** BEGIN **

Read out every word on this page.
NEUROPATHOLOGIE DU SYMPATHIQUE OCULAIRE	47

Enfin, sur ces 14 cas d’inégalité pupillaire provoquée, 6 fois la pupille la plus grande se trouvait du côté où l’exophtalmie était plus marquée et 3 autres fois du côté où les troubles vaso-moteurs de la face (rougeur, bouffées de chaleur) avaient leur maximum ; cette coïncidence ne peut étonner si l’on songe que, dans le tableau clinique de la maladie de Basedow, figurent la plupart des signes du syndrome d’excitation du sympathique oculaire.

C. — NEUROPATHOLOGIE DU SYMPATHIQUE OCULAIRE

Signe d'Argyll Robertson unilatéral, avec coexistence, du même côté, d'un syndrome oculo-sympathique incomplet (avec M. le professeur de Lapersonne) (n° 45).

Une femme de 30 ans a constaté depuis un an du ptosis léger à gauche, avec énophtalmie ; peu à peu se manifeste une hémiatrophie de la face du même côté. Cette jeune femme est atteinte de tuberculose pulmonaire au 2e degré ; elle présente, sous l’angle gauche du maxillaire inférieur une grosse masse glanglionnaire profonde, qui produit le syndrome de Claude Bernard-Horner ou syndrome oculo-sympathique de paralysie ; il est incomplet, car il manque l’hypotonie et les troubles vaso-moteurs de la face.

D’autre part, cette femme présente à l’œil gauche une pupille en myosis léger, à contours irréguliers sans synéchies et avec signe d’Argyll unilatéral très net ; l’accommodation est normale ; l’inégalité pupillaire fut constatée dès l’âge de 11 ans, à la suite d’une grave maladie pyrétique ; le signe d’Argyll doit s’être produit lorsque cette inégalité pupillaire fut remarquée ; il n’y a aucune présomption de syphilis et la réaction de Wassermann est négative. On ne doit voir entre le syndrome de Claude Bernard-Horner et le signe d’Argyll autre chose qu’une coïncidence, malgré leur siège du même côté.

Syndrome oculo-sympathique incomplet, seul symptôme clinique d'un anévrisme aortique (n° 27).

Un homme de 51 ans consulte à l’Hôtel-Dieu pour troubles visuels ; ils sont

** END **

# Your instructions
All of the data must be returned exactly.

# Full answer
Read out every word on this page.
NEUROPATHOLOGIE DU SYMPATHIQUE OCULAIRE	47

Enfin, sur ces 14 cas d’inégalité pupillaire provoquée, 6 fois la pupille la plus grande se trouvait du côté où l’exophtalmie était plus marquée et 3 autres fois du côté où les troubles vaso-moteurs de la face (rougeur, bouffées de chaleur) avaient leur maximum ; cette coïncidence ne peut étonner si l’on songe que, dans le tableau clinique de la maladie de Basedow, figurent la plupart des signes du syndrome d’excitation du sympathique oculaire.

C. — NEUROPATHOLOGIE DU SYMPATHIQUE OCULAIRE

Signe d'Argyll Robertson unilatéral, avec coexistence, du même côté, d'un syndrome oculo-sympathique incomplet (avec M. le professeur de Lapersonne) (n° 45).

Une femme de 30 ans a constaté depuis un an du ptosis léger à gauche, avec énophtalmie ; peu à peu se manifeste une hémiatrophie de la face du même côté. Cette jeune femme est atteinte de tuberculose pulmonaire au 2e degré ; elle présente, sous l’angle gauche du maxillaire inférieur une grosse masse glanglionnaire profonde, qui produit le syndrome de Claude Bernard-Horner ou syndrome oculo-sympathique de paralysie ; il est incomplet, car il manque l’hypotonie et les troubles vaso-moteurs de la face.

D’autre part, cette femme présente à l’œil gauche une pupille en myosis léger, à contours irréguliers sans synéchies et avec signe d’Argyll unilatéral très net ; l’accommodation est normale ; l’inégalité pupillaire fut constatée dès l’âge de 11 ans, à la suite d’une grave maladie pyrétique ; le signe d’Argyll doit s’être produit lorsque cette inégalité pupillaire fut remarquée ; il n’y a aucune présomption de syphilis et la réaction de Wassermann est négative. On ne doit voir entre le syndrome de Claude Bernard-Horner et le signe d’Argyll autre chose qu’une coïncidence, malgré leur siège du même côté.

Syndrome oculo-sympathique incomplet, seul symptôme clinique d'un anévrisme aortique (n° 27).

Un homme de 51 ans consulte à l’Hôtel-Dieu pour troubles visuels ; ils sont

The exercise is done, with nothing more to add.